(Stored items)
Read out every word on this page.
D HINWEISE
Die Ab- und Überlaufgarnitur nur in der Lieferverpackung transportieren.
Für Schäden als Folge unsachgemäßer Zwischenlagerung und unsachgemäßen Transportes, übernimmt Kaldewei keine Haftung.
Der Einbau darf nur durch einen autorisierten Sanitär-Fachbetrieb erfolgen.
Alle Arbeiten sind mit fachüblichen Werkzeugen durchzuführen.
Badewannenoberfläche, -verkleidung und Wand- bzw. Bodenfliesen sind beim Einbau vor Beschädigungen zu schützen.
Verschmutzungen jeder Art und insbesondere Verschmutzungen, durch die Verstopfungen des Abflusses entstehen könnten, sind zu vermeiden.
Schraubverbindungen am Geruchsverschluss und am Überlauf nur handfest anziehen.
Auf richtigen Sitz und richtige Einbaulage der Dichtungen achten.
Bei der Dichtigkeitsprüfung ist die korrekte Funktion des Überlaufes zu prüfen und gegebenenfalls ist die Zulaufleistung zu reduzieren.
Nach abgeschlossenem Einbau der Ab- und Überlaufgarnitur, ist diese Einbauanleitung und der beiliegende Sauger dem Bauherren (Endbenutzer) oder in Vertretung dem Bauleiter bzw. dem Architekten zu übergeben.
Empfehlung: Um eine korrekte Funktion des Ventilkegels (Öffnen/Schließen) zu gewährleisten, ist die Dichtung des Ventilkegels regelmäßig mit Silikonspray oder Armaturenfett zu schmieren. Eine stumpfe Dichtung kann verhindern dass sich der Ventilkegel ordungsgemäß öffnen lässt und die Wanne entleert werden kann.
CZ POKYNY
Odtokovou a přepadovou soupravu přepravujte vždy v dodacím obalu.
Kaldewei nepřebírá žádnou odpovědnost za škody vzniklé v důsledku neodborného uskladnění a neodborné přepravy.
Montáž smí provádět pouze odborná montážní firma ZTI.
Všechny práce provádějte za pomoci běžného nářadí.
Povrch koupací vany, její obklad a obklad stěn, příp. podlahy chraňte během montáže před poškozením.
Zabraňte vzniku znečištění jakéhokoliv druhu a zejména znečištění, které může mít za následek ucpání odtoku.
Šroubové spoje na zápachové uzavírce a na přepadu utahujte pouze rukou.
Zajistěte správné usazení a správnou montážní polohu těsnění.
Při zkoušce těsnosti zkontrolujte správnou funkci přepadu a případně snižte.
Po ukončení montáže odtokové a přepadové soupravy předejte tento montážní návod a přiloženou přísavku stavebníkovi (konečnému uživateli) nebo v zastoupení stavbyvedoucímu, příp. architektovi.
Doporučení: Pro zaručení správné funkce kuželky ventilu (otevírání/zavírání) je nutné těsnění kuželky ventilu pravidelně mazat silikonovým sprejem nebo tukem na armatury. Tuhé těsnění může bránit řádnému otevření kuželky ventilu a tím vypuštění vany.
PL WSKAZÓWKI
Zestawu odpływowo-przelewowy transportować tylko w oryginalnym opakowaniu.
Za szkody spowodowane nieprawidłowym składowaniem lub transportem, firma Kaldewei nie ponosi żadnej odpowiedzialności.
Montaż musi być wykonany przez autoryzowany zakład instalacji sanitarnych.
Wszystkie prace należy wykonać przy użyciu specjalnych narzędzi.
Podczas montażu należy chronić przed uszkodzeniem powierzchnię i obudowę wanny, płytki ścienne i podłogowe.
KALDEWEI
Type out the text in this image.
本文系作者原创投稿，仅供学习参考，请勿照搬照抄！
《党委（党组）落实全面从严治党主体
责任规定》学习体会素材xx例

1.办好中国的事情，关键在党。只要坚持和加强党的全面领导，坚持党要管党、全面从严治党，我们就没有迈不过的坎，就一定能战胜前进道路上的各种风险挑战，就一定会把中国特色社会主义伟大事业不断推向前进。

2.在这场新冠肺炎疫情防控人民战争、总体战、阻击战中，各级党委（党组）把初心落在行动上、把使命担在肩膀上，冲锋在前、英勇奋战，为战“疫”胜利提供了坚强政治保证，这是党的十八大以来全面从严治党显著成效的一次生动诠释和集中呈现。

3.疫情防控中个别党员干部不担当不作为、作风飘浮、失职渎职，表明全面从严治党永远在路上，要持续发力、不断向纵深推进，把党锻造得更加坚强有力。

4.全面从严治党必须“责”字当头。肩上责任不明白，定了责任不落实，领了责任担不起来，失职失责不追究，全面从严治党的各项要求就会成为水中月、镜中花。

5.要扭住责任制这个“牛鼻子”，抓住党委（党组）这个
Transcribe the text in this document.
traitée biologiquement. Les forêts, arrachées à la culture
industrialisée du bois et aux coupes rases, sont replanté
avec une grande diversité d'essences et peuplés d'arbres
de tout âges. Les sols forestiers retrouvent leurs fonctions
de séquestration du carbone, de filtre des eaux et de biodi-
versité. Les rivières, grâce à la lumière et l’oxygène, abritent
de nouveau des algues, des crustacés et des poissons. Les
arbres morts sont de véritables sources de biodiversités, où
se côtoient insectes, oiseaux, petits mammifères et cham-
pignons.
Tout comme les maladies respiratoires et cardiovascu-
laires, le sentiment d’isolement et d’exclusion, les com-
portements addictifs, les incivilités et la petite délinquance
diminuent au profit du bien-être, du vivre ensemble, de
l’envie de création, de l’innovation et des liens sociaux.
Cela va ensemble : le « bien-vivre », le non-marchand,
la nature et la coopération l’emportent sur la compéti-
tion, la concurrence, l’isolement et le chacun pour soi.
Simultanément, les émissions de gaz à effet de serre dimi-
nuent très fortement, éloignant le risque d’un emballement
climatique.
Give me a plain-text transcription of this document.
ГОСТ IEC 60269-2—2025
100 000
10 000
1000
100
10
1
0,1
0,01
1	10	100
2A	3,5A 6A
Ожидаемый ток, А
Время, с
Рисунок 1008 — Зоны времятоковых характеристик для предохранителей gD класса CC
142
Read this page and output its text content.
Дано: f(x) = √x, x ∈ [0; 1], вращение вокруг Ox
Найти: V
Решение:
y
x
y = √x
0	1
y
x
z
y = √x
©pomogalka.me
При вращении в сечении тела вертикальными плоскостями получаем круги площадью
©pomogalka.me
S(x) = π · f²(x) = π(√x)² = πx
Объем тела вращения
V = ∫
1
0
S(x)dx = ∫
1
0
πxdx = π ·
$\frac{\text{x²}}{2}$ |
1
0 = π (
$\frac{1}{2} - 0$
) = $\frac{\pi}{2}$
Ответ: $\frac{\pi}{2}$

Required work
Every record above must be duplicated exactly.

Result
Read out every word on this page.
D HINWEISE
Die Ab- und Überlaufgarnitur nur in der Lieferverpackung transportieren.
Für Schäden als Folge unsachgemäßer Zwischenlagerung und unsachgemäßen Transportes, übernimmt Kaldewei keine Haftung.
Der Einbau darf nur durch einen autorisierten Sanitär-Fachbetrieb erfolgen.
Alle Arbeiten sind mit fachüblichen Werkzeugen durchzuführen.
Badewannenoberfläche, -verkleidung und Wand- bzw. Bodenfliesen sind beim Einbau vor Beschädigungen zu schützen.
Verschmutzungen jeder Art und insbesondere Verschmutzungen, durch die Verstopfungen des Abflusses entstehen könnten, sind zu vermeiden.
Schraubverbindungen am Geruchsverschluss und am Überlauf nur handfest anziehen.
Auf richtigen Sitz und richtige Einbaulage der Dichtungen achten.
Bei der Dichtigkeitsprüfung ist die korrekte Funktion des Überlaufes zu prüfen und gegebenenfalls ist die Zulaufleistung zu reduzieren.
Nach abgeschlossenem Einbau der Ab- und Überlaufgarnitur, ist diese Einbauanleitung und der beiliegende Sauger dem Bauherren (Endbenutzer) oder in Vertretung dem Bauleiter bzw. dem Architekten zu übergeben.
Empfehlung: Um eine korrekte Funktion des Ventilkegels (Öffnen/Schließen) zu gewährleisten, ist die Dichtung des Ventilkegels regelmäßig mit Silikonspray oder Armaturenfett zu schmieren. Eine stumpfe Dichtung kann verhindern dass sich der Ventilkegel ordungsgemäß öffnen lässt und die Wanne entleert werden kann.
CZ POKYNY
Odtokovou a přepadovou soupravu přepravujte vždy v dodacím obalu.
Kaldewei nepřebírá žádnou odpovědnost za škody vzniklé v důsledku neodborného uskladnění a neodborné přepravy.
Montáž smí provádět pouze odborná montážní firma ZTI.
Všechny práce provádějte za pomoci běžného nářadí.
Povrch koupací vany, její obklad a obklad stěn, příp. podlahy chraňte během montáže před poškozením.
Zabraňte vzniku znečištění jakéhokoliv druhu a zejména znečištění, které může mít za následek ucpání odtoku.
Šroubové spoje na zápachové uzavírce a na přepadu utahujte pouze rukou.
Zajistěte správné usazení a správnou montážní polohu těsnění.
Při zkoušce těsnosti zkontrolujte správnou funkci přepadu a případně snižte.
Po ukončení montáže odtokové a přepadové soupravy předejte tento montážní návod a přiloženou přísavku stavebníkovi (konečnému uživateli) nebo v zastoupení stavbyvedoucímu, příp. architektovi.
Doporučení: Pro zaručení správné funkce kuželky ventilu (otevírání/zavírání) je nutné těsnění kuželky ventilu pravidelně mazat silikonovým sprejem nebo tukem na armatury. Tuhé těsnění může bránit řádnému otevření kuželky ventilu a tím vypuštění vany.
PL WSKAZÓWKI
Zestawu odpływowo-przelewowy transportować tylko w oryginalnym opakowaniu.
Za szkody spowodowane nieprawidłowym składowaniem lub transportem, firma Kaldewei nie ponosi żadnej odpowiedzialności.
Montaż musi być wykonany przez autoryzowany zakład instalacji sanitarnych.
Wszystkie prace należy wykonać przy użyciu specjalnych narzędzi.
Podczas montażu należy chronić przed uszkodzeniem powierzchnię i obudowę wanny, płytki ścienne i podłogowe.
KALDEWEI
Type out the text in this image.
本文系作者原创投稿，仅供学习参考，请勿照搬照抄！
《党委（党组）落实全面从严治党主体
责任规定》学习体会素材xx例

1.办好中国的事情，关键在党。只要坚持和加强党的全面领导，坚持党要管党、全面从严治党，我们就没有迈不过的坎，就一定能战胜前进道路上的各种风险挑战，就一定会把中国特色社会主义伟大事业不断推向前进。

2.在这场新冠肺炎疫情防控人民战争、总体战、阻击战中，各级党委（党组）把初心落在行动上、把使命担在肩膀上，冲锋在前、英勇奋战，为战“疫”胜利提供了坚强政治保证，这是党的十八大以来全面从严治党显著成效的一次生动诠释和集中呈现。

3.疫情防控中个别党员干部不担当不作为、作风飘浮、失职渎职，表明全面从严治党永远在路上，要持续发力、不断向纵深推进，把党锻造得更加坚强有力。

4.全面从严治党必须“责”字当头。肩上责任不明白，定了责任不落实，领了责任担不起来，失职失责不追究，全面从严治党的各项要求就会成为水中月、镜中花。

5.要扭住责任制这个“牛鼻子”，抓住党委（党组）这个
Transcribe the text in this document.
traitée biologiquement. Les forêts, arrachées à la culture
industrialisée du bois et aux coupes rases, sont replanté
avec une grande diversité d'essences et peuplés d'arbres
de tout âges. Les sols forestiers retrouvent leurs fonctions
de séquestration du carbone, de filtre des eaux et de biodi-
versité. Les rivières, grâce à la lumière et l’oxygène, abritent
de nouveau des algues, des crustacés et des poissons. Les
arbres morts sont de véritables sources de biodiversités, où
se côtoient insectes, oiseaux, petits mammifères et cham-
pignons.
Tout comme les maladies respiratoires et cardiovascu-
laires, le sentiment d’isolement et d’exclusion, les com-
portements addictifs, les incivilités et la petite délinquance
diminuent au profit du bien-être, du vivre ensemble, de
l’envie de création, de l’innovation et des liens sociaux.
Cela va ensemble : le « bien-vivre », le non-marchand,
la nature et la coopération l’emportent sur la compéti-
tion, la concurrence, l’isolement et le chacun pour soi.
Simultanément, les émissions de gaz à effet de serre dimi-
nuent très fortement, éloignant le risque d’un emballement
climatique.
Give me a plain-text transcription of this document.
ГОСТ IEC 60269-2—2025
100 000
10 000
1000
100
10
1
0,1
0,01
1	10	100
2A	3,5A 6A
Ожидаемый ток, А
Время, с
Рисунок 1008 — Зоны времятоковых характеристик для предохранителей gD класса CC
142
Read this page and output its text content.
Дано: f(x) = √x, x ∈ [0; 1], вращение вокруг Ox
Найти: V
Решение:
y
x
y = √x
0	1
y
x
z
y = √x
©pomogalka.me
При вращении в сечении тела вертикальными плоскостями получаем круги площадью
©pomogalka.me
S(x) = π · f²(x) = π(√x)² = πx
Объем тела вращения
V = ∫
1
0
S(x)dx = ∫
1
0
πxdx = π ·
$\frac{\text{x²}}{2}$ |
1
0 = π (
$\frac{1}{2} - 0$
) = $\frac{\pi}{2}$
Ответ: $\frac{\pi}{2}$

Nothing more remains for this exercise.